→ **EXERCISE TASK A**: Transcribe the whole film review in full, keeping every word and mark unchanged.
→ **EXERCISE TASK B**: In the records, restate word for word the lines from the line with "609, 492, 715]" to the line with "321, 318, 331]", including both of those lines, and nothing else.

→ **SELECTION**:
## BEGIN

All the while, Jessica is slowly losing her grip on what is real. There’s the lore that the house she’s just moved into is protected by a Vampire, a woman named Abigail who drowned before her wedding day and all the men in town have bandaged up necks while being outwardly hostile to the new arrivals in town.

What I didn’t expect when I started this was a story about female agency, about mental health and a woman’s spiralling descent in dealing with her own flaws and lack of sexuality. We witness Emily being classically vampish, so to speak, in a way that Jessica is not and see that the more Jessica’s mental state deteriorates the more seductive Emily appears to be.

Even the vampire ‘bites’ are not the penetrative marks that we’re used to and instead take the form of a more vaginal looking slice down the neck. The symbolism of the idea is clear: that to Jessica, Emily is consuming everything she sees. To add to this there are no women glimpsed in the town, only the same interchangeable old looking men.

There’s something about the death of the counter-culture here too. The Tate-LaBianca killings occurred just two years before and by the time the Manson family came to trial the free love and hippy movement was already waning. That air of hostility finds its way into the way the old townspeople treat the younger generation.

This would probably make a great double or triple bill with the is-he-or-isn’t-he-a-vampire shenanigans of George Romero’s great Martin or the similarly dreamlike Messiah Of Evil. What lingers with this though is not the dreamy, deliberate and naturalistic pacing but the central point of view. It’s rare to see a female-focused horror that isn’t somehow targeted towards physical suffering or wrapped in misogyny, let alone one that was created in an era that was still oppressive towards women. I loved it.

## END

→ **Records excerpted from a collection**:
## BEGIN

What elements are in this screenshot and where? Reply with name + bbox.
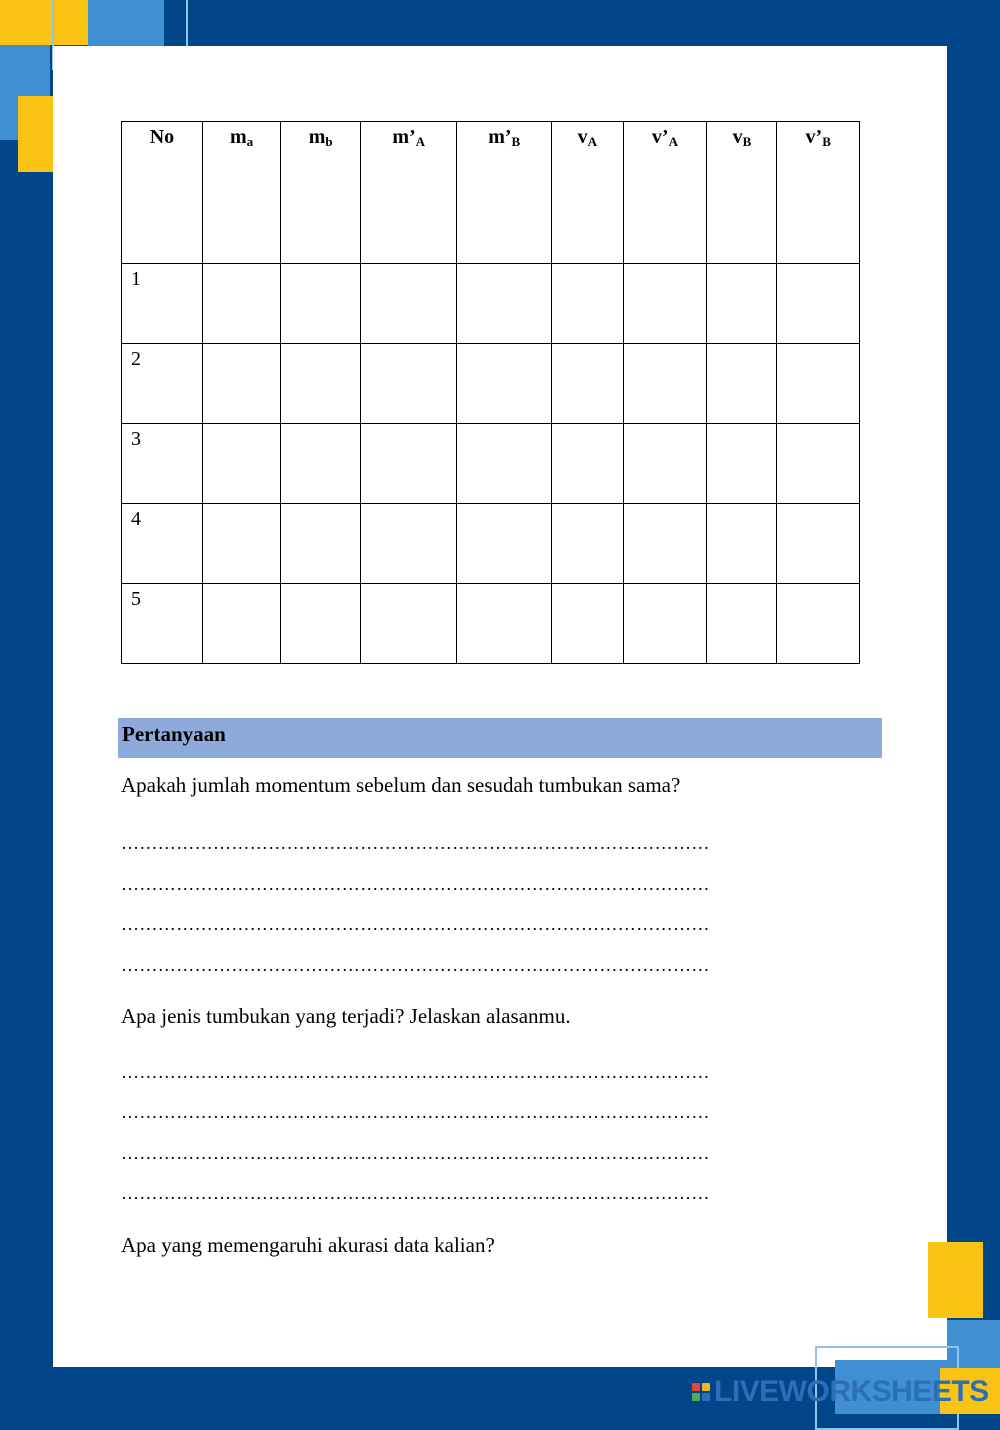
input-cell[interactable] [623, 584, 707, 664]
input-cell[interactable] [777, 504, 860, 584]
table-body [122, 264, 860, 664]
answer-line[interactable]: …………………………………………………………………………………… [121, 1102, 710, 1122]
input-cell[interactable] [361, 424, 457, 504]
input-cell[interactable] [361, 504, 457, 584]
answer-line[interactable]: …………………………………………………………………………………… [121, 1143, 710, 1163]
column-header-subscript: A [668, 134, 678, 149]
input-cell[interactable] [202, 504, 280, 584]
row-number: 4 [122, 504, 203, 584]
input-cell[interactable] [623, 344, 707, 424]
input-cell[interactable] [552, 424, 623, 504]
input-cell[interactable] [281, 504, 361, 584]
column-header-subscript: a [246, 134, 254, 149]
column-header [281, 122, 361, 264]
column-header [122, 122, 203, 264]
answer-line[interactable]: …………………………………………………………………………………… [121, 874, 710, 894]
input-cell[interactable] [707, 344, 777, 424]
answer-line[interactable]: …………………………………………………………………………………… [121, 1062, 710, 1082]
answer-line[interactable]: …………………………………………………………………………………… [121, 955, 710, 975]
column-header-subscript: B [742, 134, 752, 149]
input-cell[interactable] [281, 424, 361, 504]
input-cell[interactable] [281, 264, 361, 344]
input-cell[interactable] [623, 424, 707, 504]
column-header [361, 122, 457, 264]
answer-line[interactable]: …………………………………………………………………………………… [121, 833, 710, 853]
column-header-symbol: v [577, 126, 588, 148]
column-header [777, 122, 860, 264]
brand-squares-icon [692, 1383, 710, 1401]
table-row [122, 584, 860, 664]
column-header-subscript: A [415, 134, 426, 149]
answer-line[interactable]: …………………………………………………………………………………… [121, 914, 710, 934]
column-header [552, 122, 623, 264]
section-header-bar [118, 718, 882, 758]
column-header [202, 122, 280, 264]
table-row [122, 504, 860, 584]
input-cell[interactable] [777, 264, 860, 344]
input-cell[interactable] [707, 264, 777, 344]
column-header [457, 122, 552, 264]
input-cell[interactable] [361, 344, 457, 424]
input-cell[interactable] [707, 424, 777, 504]
column-header-symbol: m [229, 126, 247, 148]
column-header [707, 122, 777, 264]
table-row [122, 424, 860, 504]
question-1: Apakah jumlah momentum sebelum dan sesudah tumbukan sama? [121, 773, 681, 797]
table-header-row [122, 122, 860, 264]
liveworksheets-logo[interactable] [692, 1375, 989, 1408]
row-number: 5 [122, 584, 203, 664]
input-cell[interactable] [777, 424, 860, 504]
table-row [122, 344, 860, 424]
input-cell[interactable] [552, 344, 623, 424]
column-header-subscript: b [325, 134, 333, 149]
input-cell[interactable] [552, 264, 623, 344]
column-header-subscript: B [822, 134, 831, 149]
input-cell[interactable] [281, 344, 361, 424]
answer-line[interactable]: …………………………………………………………………………………… [121, 1183, 710, 1203]
row-number: 2 [122, 344, 203, 424]
input-cell[interactable] [623, 504, 707, 584]
input-cell[interactable] [552, 584, 623, 664]
column-header-symbol: No [149, 126, 175, 148]
column-header-symbol: v’ [805, 126, 823, 148]
input-cell[interactable] [202, 264, 280, 344]
input-cell[interactable] [457, 424, 552, 504]
brand-name: LIVEWORKSHEETS [714, 1375, 989, 1408]
input-cell[interactable] [361, 584, 457, 664]
section-title: Pertanyaan [122, 722, 226, 746]
input-cell[interactable] [707, 504, 777, 584]
column-header-symbol: m’ [392, 126, 416, 148]
input-cell[interactable] [777, 584, 860, 664]
input-cell[interactable] [777, 344, 860, 424]
input-cell[interactable] [202, 424, 280, 504]
input-cell[interactable] [457, 504, 552, 584]
question-2: Apa jenis tumbukan yang terjadi? Jelaskan alasanmu. [121, 1004, 571, 1028]
column-header-subscript: A [587, 134, 598, 149]
column-header-symbol: m’ [488, 126, 512, 148]
input-cell[interactable] [457, 264, 552, 344]
column-header-symbol: v’ [651, 126, 669, 148]
input-cell[interactable] [457, 584, 552, 664]
input-cell[interactable] [623, 264, 707, 344]
input-cell[interactable] [202, 584, 280, 664]
input-cell[interactable] [361, 264, 457, 344]
table-row [122, 264, 860, 344]
decor-yellow-block-right [928, 1242, 983, 1318]
column-header [623, 122, 707, 264]
input-cell[interactable] [707, 584, 777, 664]
input-cell[interactable] [281, 584, 361, 664]
row-number: 1 [122, 264, 203, 344]
column-header-symbol: m [308, 126, 326, 148]
data-table [121, 121, 860, 664]
row-number: 3 [122, 424, 203, 504]
input-cell[interactable] [552, 504, 623, 584]
input-cell[interactable] [457, 344, 552, 424]
input-cell[interactable] [202, 344, 280, 424]
question-3: Apa yang memengaruhi akurasi data kalian? [121, 1233, 495, 1257]
column-header-subscript: B [511, 134, 521, 149]
column-header-symbol: v [732, 126, 743, 148]
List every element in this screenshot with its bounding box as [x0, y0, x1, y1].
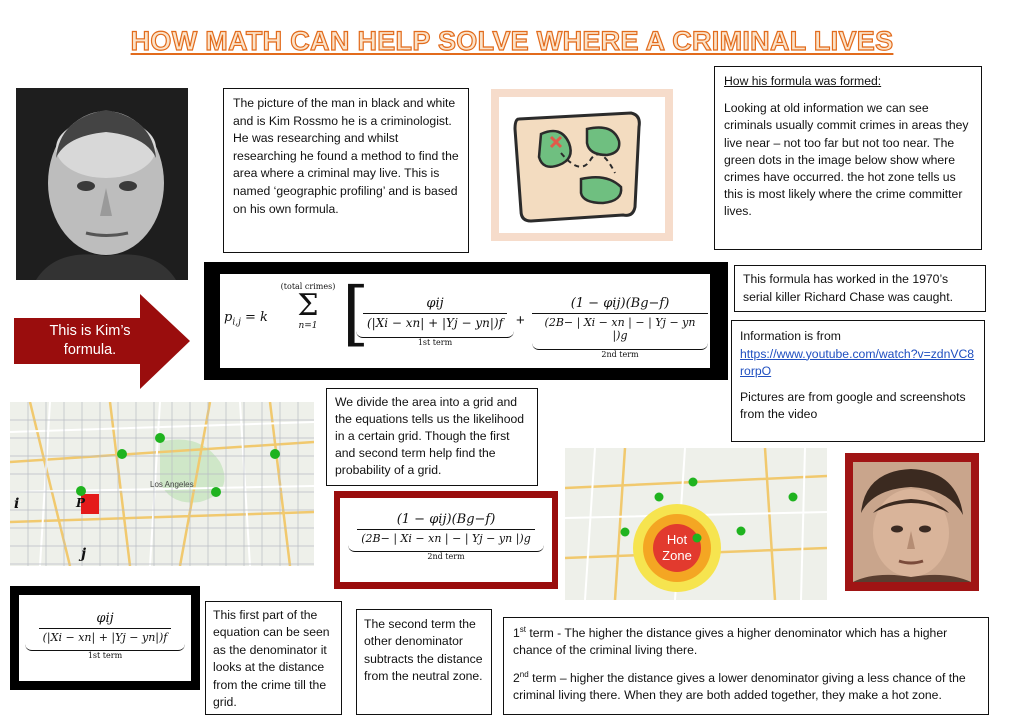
second-term-box	[356, 609, 492, 715]
arrow-label: This is Kim’s formula.	[49, 323, 131, 358]
hot-zone-label-1: Hot	[666, 532, 688, 547]
sum-top: (total crimes)	[280, 282, 336, 291]
formation-body: Looking at old information we can see criminals usually commit crimes in areas they live near – not too far but not too near. The green dots in the image below show where crimes have occurred. the hot zone tells us this is most likely where the crime committer lives.	[724, 101, 969, 219]
explain-box	[503, 617, 989, 715]
term1-formula	[19, 595, 191, 681]
term2b-numerator: (1 − φij)(Bg−f)	[396, 512, 496, 527]
photo-richard-chase	[845, 453, 979, 591]
term1	[356, 296, 514, 347]
intro-text-box	[223, 88, 469, 253]
hot-zone-drawing	[565, 448, 827, 600]
source-link[interactable]: https://www.youtube.com/watch?v=zdnVC8rorpO	[740, 346, 975, 379]
grid-text: We divide the area into a grid and the equations tells us the likelihood in a certain grid. Though the first and second term help find the probability of a grid.	[335, 395, 525, 477]
plus-sign: +	[516, 312, 525, 329]
treasure-map-drawing	[491, 89, 673, 241]
t1-prefix: 1	[513, 626, 520, 640]
term1-brace	[356, 331, 514, 338]
map-j-label: j	[81, 546, 87, 562]
map-cell-label: P	[76, 496, 86, 510]
formula-p: p	[224, 310, 233, 325]
term1b-label: 1st term	[87, 651, 123, 660]
portrait-drawing	[16, 88, 188, 280]
term1b-brace	[25, 644, 185, 651]
term1-formula-frame	[10, 586, 200, 690]
sigma-symbol: Σ	[297, 288, 319, 323]
grid-text-box	[326, 388, 538, 486]
grid-map	[10, 402, 314, 566]
term2b-brace	[348, 545, 544, 552]
term2-brace	[532, 343, 708, 350]
pictures-text: Pictures are from google and screenshots from the video	[740, 389, 966, 422]
term1-numerator: φij	[426, 296, 444, 311]
portrait-kim-rossmo	[16, 88, 188, 280]
main-formula-frame	[204, 262, 728, 380]
formula-lhs	[224, 310, 268, 328]
term2b-label: 2nd term	[427, 552, 465, 561]
t2-prefix: 2	[513, 670, 520, 685]
main-formula	[220, 274, 710, 368]
sum-bottom: n=1	[298, 321, 318, 331]
term1-denominator: (|Xi − xn| + |Yj − yn|)f	[363, 313, 507, 330]
term1b-numerator: φij	[96, 611, 114, 626]
t1-sup: st	[519, 624, 527, 634]
formula-arrow	[14, 294, 190, 389]
term2	[532, 296, 708, 359]
formula-sum	[274, 282, 342, 331]
term2-denominator: (2B− | Xi − xn | − | Yj − yn |)g	[532, 313, 708, 342]
term2-formula-frame	[334, 491, 558, 589]
intro-text: The picture of the man in black and white and is Kim Rossmo he is a criminologist. He was researching and whilst researching he found a method to find the area where a criminal may live. This is named ‘geographic profiling’ and is based on his own formula.	[233, 96, 459, 216]
formula-k: = k	[245, 310, 268, 325]
t2-sup: nd	[519, 669, 529, 679]
page-title: HOW MATH CAN HELP SOLVE WHERE A CRIMINAL LIVES	[130, 26, 894, 56]
formula-p-sub: i,j	[232, 317, 241, 328]
sources-box	[731, 320, 985, 442]
first-part-box	[205, 601, 342, 715]
term2-numerator: (1 − φij)(Bg−f)	[570, 296, 670, 311]
chase-text: This formula has worked in the 1970’s serial killer Richard Chase was caught.	[743, 272, 953, 304]
bracket-left: [	[342, 272, 370, 354]
hot-zone-map	[565, 448, 827, 600]
explain-term1	[513, 625, 979, 660]
t2-body: term – higher the distance gives a lower denominator giving a less chance of the criminal living there. When they are both added together, they make a hot zone.	[513, 670, 966, 703]
explain-term2	[513, 670, 979, 705]
map-i-label: i	[14, 496, 20, 512]
t1-body: term - The higher the distance gives a higher denominator which has a higher chance of the criminal living there.	[513, 626, 948, 658]
term2-label: 2nd term	[601, 350, 639, 359]
treasure-map-icon	[491, 89, 673, 241]
second-term-text: The second term the other denominator subtracts the distance from the neutral zone.	[364, 617, 483, 684]
term1-label: 1st term	[417, 338, 453, 347]
first-part-text: This first part of the equation can be seen as the denominator it looks at the distance from the crime till the grid.	[213, 608, 330, 710]
chase-drawing	[845, 453, 979, 591]
term1b-denominator: (|Xi − xn| + |Yj − yn|)f	[39, 628, 172, 644]
chase-box	[734, 265, 986, 312]
formation-box	[714, 66, 982, 250]
term2-formula	[340, 498, 552, 582]
formation-heading: How his formula was formed:	[724, 74, 882, 88]
info-label: Information is from	[740, 329, 841, 343]
hot-zone-label-2: Zone	[662, 548, 692, 563]
term2b-denominator: (2B− | Xi − xn | − | Yj − yn |)g	[357, 529, 534, 545]
map-city-label: Los Angeles	[150, 480, 194, 489]
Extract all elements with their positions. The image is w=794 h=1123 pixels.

## END

→ **CORRECT RESPONSE A**:
All the while, Jessica is slowly losing her grip on what is real. There’s the lore that the house she’s just moved into is protected by a Vampire, a woman named Abigail who drowned before her wedding day and all the men in town have bandaged up necks while being outwardly hostile to the new arrivals in town.

What I didn’t expect when I started this was a story about female agency, about mental health and a woman’s spiralling descent in dealing with her own flaws and lack of sexuality. We witness Emily being classically vampish, so to speak, in a way that Jessica is not and see that the more Jessica’s mental state deteriorates the more seductive Emily appears to be.

Even the vampire ‘bites’ are not the penetrative marks that we’re used to and instead take the form of a more vaginal looking slice down the neck. The symbolism of the idea is clear: that to Jessica, Emily is consuming everything she sees. To add to this there are no women glimpsed in the town, only the same interchangeable old looking men.

There’s something about the death of the counter-culture here too. The Tate-LaBianca killings occurred just two years before and by the time the Manson family came to trial the free love and hippy movement was already waning. That air of hostility finds its way into the way the old townspeople treat the younger generation.

This would probably make a great double or triple bill with the is-he-or-isn’t-he-a-vampire shenanigans of George Romero’s great Martin or the similarly dreamlike Messiah Of Evil. What lingers with this though is not the dreamy, deliberate and naturalistic pacing but the central point of view. It’s rare to see a female-focused horror that isn’t somehow targeted towards physical suffering or wrapped in misogyny, let alone one that was created in an era that was still oppressive towards women. I loved it.

→ **CORRECT RESPONSE B**:
second-term-box	[356, 609, 492, 715]
arrow-label: This is Kim’s formula.	[49, 323, 131, 358]
hot-zone-label-1: Hot	[666, 532, 688, 547]
sum-top: (total crimes)	[280, 282, 336, 291]
formation-body: Looking at old information we can see criminals usually commit crimes in areas they live near – not too far but not too near. The green dots in the image below show where crimes have occurred. the hot zone tells us this is most likely where the crime committer lives.	[724, 101, 969, 219]
explain-box	[503, 617, 989, 715]
term1-formula	[19, 595, 191, 681]
term2b-numerator: (1 − φij)(Bg−f)	[396, 512, 496, 527]
photo-richard-chase	[845, 453, 979, 591]
term1	[356, 296, 514, 347]
intro-text-box	[223, 88, 469, 253]
hot-zone-drawing	[565, 448, 827, 600]
source-link[interactable]: https://www.youtube.com/watch?v=zdnVC8rorpO	[740, 346, 975, 379]
grid-text: We divide the area into a grid and the equations tells us the likelihood in a certain grid. Though the first and second term help find the probability of a grid.	[335, 395, 525, 477]
plus-sign: +	[516, 312, 525, 329]
treasure-map-drawing	[491, 89, 673, 241]
t1-prefix: 1	[513, 626, 520, 640]
term1-brace	[356, 331, 514, 338]
map-j-label: j	[81, 546, 87, 562]
map-cell-label: P	[76, 496, 86, 510]
formula-p: p	[224, 310, 233, 325]
term1b-label: 1st term	[87, 651, 123, 660]
portrait-drawing	[16, 88, 188, 280]
term1b-brace	[25, 644, 185, 651]
term1-formula-frame	[10, 586, 200, 690]
sigma-symbol: Σ	[297, 288, 319, 323]
grid-text-box	[326, 388, 538, 486]
grid-map	[10, 402, 314, 566]
term2b-brace	[348, 545, 544, 552]
term2-brace	[532, 343, 708, 350]
pictures-text: Pictures are from google and screenshots from the video	[740, 389, 966, 422]
term1-numerator: φij	[426, 296, 444, 311]
portrait-kim-rossmo	[16, 88, 188, 280]
main-formula-frame	[204, 262, 728, 380]
formula-lhs	[224, 310, 268, 328]
term2b-label: 2nd term	[427, 552, 465, 561]
t2-prefix: 2	[513, 670, 520, 685]
main-formula	[220, 274, 710, 368]
sum-bottom: n=1	[298, 321, 318, 331]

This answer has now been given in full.